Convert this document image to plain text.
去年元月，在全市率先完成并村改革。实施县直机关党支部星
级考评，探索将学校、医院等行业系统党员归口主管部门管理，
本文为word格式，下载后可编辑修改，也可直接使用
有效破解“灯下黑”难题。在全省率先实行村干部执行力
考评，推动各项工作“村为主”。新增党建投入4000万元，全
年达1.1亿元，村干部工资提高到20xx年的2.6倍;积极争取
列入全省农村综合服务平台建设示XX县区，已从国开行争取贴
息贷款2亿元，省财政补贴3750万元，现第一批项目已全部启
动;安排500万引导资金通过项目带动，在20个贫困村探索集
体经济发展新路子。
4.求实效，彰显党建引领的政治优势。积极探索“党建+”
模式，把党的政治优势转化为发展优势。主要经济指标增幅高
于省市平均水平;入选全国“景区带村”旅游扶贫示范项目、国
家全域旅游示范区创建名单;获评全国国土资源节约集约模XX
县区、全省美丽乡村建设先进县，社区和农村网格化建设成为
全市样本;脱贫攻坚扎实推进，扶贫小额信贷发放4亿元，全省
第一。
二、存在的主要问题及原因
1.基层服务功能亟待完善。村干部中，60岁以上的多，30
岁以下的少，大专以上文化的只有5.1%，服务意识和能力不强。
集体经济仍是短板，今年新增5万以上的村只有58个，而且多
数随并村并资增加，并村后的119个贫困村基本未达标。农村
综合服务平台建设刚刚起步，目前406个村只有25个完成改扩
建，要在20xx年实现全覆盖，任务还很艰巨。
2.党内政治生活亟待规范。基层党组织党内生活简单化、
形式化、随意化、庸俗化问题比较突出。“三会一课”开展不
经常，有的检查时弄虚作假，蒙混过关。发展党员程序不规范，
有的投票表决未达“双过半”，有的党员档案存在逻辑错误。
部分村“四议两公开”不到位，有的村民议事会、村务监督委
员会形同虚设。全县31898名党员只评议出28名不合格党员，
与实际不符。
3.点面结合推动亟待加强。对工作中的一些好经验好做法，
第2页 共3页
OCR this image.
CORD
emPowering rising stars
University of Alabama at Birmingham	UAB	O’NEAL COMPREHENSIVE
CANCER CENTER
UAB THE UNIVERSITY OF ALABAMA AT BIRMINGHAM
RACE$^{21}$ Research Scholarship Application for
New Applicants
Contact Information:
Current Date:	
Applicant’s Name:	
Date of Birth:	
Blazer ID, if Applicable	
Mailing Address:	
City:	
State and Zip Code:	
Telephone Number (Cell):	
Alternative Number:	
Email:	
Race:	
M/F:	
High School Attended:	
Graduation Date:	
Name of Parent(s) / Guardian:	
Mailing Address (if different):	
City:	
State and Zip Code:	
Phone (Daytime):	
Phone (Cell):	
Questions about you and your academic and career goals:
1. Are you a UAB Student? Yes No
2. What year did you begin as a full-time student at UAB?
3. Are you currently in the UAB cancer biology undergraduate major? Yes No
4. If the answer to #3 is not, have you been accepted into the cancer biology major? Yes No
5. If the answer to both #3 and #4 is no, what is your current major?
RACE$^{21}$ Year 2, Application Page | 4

◆ Do this:
Quote the entire listing above exactly.

◆ Answer in full:
Convert this document image to plain text.
去年元月，在全市率先完成并村改革。实施县直机关党支部星
级考评，探索将学校、医院等行业系统党员归口主管部门管理，
本文为word格式，下载后可编辑修改，也可直接使用
有效破解“灯下黑”难题。在全省率先实行村干部执行力
考评，推动各项工作“村为主”。新增党建投入4000万元，全
年达1.1亿元，村干部工资提高到20xx年的2.6倍;积极争取
列入全省农村综合服务平台建设示XX县区，已从国开行争取贴
息贷款2亿元，省财政补贴3750万元，现第一批项目已全部启
动;安排500万引导资金通过项目带动，在20个贫困村探索集
体经济发展新路子。
4.求实效，彰显党建引领的政治优势。积极探索“党建+”
模式，把党的政治优势转化为发展优势。主要经济指标增幅高
于省市平均水平;入选全国“景区带村”旅游扶贫示范项目、国
家全域旅游示范区创建名单;获评全国国土资源节约集约模XX
县区、全省美丽乡村建设先进县，社区和农村网格化建设成为
全市样本;脱贫攻坚扎实推进，扶贫小额信贷发放4亿元，全省
第一。
二、存在的主要问题及原因
1.基层服务功能亟待完善。村干部中，60岁以上的多，30
岁以下的少，大专以上文化的只有5.1%，服务意识和能力不强。
集体经济仍是短板，今年新增5万以上的村只有58个，而且多
数随并村并资增加，并村后的119个贫困村基本未达标。农村
综合服务平台建设刚刚起步，目前406个村只有25个完成改扩
建，要在20xx年实现全覆盖，任务还很艰巨。
2.党内政治生活亟待规范。基层党组织党内生活简单化、
形式化、随意化、庸俗化问题比较突出。“三会一课”开展不
经常，有的检查时弄虚作假，蒙混过关。发展党员程序不规范，
有的投票表决未达“双过半”，有的党员档案存在逻辑错误。
部分村“四议两公开”不到位，有的村民议事会、村务监督委
员会形同虚设。全县31898名党员只评议出28名不合格党员，
与实际不符。
3.点面结合推动亟待加强。对工作中的一些好经验好做法，
第2页 共3页
OCR this image.
CORD
emPowering rising stars
University of Alabama at Birmingham	UAB	O’NEAL COMPREHENSIVE
CANCER CENTER
UAB THE UNIVERSITY OF ALABAMA AT BIRMINGHAM
RACE$^{21}$ Research Scholarship Application for
New Applicants
Contact Information:
Current Date:	
Applicant’s Name:	
Date of Birth:	
Blazer ID, if Applicable	
Mailing Address:	
City:	
State and Zip Code:	
Telephone Number (Cell):	
Alternative Number:	
Email:	
Race:	
M/F:	
High School Attended:	
Graduation Date:	
Name of Parent(s) / Guardian:	
Mailing Address (if different):	
City:	
State and Zip Code:	
Phone (Daytime):	
Phone (Cell):	
Questions about you and your academic and career goals:
1. Are you a UAB Student? Yes No
2. What year did you begin as a full-time student at UAB?
3. Are you currently in the UAB cancer biology undergraduate major? Yes No
4. If the answer to #3 is not, have you been accepted into the cancer biology major? Yes No
5. If the answer to both #3 and #4 is no, what is your current major?
RACE$^{21}$ Year 2, Application Page | 4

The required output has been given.